## BEGIN Supplied data

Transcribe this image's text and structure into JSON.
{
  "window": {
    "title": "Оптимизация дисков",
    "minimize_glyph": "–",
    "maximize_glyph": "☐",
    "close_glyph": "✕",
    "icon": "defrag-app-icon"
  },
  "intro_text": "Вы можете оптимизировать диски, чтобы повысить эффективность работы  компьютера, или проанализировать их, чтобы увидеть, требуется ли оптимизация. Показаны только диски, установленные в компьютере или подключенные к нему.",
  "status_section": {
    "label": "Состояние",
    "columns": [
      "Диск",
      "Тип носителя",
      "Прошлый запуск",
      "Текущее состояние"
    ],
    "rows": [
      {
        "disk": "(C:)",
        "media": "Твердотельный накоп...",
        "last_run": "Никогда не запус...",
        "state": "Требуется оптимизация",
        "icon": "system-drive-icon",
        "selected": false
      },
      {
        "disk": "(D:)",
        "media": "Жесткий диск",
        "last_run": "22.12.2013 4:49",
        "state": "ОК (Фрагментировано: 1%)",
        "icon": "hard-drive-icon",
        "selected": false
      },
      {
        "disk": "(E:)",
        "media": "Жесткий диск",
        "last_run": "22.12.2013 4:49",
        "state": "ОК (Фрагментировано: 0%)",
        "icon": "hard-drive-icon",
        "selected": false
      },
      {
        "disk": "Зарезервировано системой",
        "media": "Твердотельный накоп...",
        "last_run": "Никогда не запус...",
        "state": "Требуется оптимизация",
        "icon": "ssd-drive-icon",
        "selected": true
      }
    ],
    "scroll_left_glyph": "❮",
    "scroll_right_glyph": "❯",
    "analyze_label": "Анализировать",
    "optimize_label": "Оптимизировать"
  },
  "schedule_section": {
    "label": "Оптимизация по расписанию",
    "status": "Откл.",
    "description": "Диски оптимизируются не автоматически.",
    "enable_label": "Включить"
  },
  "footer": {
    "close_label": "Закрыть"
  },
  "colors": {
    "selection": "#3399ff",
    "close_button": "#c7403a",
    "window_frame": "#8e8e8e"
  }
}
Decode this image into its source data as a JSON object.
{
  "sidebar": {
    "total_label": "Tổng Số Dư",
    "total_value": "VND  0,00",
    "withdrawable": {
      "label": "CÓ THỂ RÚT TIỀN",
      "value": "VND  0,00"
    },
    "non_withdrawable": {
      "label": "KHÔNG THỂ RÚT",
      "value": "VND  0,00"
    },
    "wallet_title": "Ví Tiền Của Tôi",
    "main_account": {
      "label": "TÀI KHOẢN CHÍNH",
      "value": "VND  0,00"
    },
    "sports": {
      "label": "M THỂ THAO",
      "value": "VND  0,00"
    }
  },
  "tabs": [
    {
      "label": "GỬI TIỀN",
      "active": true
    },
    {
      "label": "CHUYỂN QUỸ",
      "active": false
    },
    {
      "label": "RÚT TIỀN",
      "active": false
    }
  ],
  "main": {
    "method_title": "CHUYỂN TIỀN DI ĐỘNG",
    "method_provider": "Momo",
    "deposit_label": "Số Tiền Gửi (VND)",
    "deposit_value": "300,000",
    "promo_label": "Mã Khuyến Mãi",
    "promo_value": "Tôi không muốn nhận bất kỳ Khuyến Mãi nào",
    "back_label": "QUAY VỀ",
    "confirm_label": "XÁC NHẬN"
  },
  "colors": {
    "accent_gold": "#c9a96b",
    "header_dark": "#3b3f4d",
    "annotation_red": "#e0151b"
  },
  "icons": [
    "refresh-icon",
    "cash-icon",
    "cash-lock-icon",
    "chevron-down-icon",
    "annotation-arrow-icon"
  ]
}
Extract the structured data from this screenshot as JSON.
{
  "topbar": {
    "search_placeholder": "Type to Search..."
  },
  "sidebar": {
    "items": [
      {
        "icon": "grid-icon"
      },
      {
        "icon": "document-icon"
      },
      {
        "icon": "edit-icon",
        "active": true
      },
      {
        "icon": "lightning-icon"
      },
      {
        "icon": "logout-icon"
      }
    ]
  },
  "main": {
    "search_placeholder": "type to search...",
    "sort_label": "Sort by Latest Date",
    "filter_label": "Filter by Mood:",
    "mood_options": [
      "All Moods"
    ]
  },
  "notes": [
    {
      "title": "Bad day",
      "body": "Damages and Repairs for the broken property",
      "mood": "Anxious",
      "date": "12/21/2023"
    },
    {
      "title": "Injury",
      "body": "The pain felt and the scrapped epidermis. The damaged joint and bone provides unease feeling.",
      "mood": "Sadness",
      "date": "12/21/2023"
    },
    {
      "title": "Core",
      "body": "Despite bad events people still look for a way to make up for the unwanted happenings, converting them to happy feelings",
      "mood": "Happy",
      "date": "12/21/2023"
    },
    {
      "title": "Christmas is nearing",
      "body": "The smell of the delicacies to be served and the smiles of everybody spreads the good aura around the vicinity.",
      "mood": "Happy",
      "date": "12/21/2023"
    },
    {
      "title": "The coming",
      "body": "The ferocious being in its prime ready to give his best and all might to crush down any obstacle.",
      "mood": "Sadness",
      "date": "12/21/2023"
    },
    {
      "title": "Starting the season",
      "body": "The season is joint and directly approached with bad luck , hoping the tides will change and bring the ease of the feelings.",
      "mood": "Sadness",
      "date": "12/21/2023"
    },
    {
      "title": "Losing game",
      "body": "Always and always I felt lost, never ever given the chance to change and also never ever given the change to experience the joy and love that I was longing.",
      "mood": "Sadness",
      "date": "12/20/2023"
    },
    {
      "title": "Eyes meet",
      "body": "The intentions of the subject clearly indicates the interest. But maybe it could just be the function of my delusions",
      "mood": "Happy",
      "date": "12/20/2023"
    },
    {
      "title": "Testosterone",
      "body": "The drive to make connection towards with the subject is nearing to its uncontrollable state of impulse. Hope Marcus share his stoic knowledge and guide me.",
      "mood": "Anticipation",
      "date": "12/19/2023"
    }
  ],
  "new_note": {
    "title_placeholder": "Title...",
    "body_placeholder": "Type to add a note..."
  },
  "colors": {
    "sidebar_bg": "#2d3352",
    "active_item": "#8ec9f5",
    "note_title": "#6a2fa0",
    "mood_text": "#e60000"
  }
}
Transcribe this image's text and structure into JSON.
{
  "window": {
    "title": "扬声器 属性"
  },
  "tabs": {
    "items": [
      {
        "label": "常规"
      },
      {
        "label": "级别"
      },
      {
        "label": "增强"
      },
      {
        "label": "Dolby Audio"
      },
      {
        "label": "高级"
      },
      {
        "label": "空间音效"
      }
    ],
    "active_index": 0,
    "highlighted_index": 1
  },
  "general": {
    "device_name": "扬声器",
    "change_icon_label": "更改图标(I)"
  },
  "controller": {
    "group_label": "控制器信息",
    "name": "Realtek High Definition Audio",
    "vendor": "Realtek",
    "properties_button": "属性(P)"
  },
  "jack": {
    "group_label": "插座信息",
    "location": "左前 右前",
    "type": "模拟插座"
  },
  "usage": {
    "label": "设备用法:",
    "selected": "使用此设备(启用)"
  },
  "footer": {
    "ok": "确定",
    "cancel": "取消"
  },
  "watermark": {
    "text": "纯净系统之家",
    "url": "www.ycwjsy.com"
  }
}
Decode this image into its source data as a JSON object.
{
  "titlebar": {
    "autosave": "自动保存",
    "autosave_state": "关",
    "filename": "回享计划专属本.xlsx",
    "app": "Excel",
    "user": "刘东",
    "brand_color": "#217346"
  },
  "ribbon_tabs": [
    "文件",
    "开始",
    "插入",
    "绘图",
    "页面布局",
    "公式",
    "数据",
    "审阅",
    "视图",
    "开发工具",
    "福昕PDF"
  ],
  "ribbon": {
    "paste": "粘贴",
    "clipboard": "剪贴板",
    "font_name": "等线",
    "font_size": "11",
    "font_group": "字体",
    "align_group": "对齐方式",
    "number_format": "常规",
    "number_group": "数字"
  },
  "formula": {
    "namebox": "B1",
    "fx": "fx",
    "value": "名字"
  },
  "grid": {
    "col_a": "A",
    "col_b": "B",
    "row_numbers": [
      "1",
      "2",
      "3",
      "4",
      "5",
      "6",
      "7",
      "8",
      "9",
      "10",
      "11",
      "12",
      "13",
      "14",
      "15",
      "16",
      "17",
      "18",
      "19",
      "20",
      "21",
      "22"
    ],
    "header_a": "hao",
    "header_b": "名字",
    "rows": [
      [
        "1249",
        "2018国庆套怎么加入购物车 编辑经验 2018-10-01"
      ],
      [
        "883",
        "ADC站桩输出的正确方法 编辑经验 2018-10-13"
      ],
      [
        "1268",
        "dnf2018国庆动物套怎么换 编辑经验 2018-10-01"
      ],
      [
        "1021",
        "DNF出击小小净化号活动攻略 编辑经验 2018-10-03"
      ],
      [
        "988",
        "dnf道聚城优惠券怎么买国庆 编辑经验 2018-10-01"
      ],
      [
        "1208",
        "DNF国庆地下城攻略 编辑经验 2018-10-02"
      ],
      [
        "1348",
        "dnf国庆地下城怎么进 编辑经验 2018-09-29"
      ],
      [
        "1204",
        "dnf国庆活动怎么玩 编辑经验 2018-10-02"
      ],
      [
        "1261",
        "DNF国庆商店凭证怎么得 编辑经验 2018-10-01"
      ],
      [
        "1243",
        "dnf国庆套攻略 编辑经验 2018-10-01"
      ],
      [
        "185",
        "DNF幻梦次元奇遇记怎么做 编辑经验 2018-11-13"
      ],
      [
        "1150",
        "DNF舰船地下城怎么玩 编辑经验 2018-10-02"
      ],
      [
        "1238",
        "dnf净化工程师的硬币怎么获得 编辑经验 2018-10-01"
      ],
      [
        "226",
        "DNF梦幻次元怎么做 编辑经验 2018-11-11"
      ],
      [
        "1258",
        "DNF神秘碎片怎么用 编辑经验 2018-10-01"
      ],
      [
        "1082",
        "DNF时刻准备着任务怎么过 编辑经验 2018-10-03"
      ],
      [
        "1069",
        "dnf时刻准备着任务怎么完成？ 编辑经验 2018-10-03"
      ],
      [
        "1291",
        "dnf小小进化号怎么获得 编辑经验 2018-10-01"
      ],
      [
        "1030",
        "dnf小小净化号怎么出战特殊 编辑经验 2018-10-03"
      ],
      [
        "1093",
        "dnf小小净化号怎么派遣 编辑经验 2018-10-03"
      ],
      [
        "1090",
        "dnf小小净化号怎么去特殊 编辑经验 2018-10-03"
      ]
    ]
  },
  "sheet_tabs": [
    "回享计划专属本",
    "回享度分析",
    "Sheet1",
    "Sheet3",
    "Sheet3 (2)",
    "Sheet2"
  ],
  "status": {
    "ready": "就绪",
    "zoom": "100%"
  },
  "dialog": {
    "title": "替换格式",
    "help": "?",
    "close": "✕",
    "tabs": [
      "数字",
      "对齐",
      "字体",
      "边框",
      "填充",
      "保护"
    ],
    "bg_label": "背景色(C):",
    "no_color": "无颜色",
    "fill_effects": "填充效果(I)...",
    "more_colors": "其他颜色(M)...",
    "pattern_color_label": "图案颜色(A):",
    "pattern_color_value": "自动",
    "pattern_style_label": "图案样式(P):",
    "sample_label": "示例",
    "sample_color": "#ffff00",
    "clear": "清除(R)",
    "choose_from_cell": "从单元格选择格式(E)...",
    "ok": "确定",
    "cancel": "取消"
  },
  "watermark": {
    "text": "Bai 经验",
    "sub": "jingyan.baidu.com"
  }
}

## END Supplied data

● Given task
Identify each line holding the string "Khuyến", and copy it out.

● Solution
    "promo_label": "Mã Khuyến Mãi",
    "promo_value": "Tôi không muốn nhận bất kỳ Khuyến Mãi nào",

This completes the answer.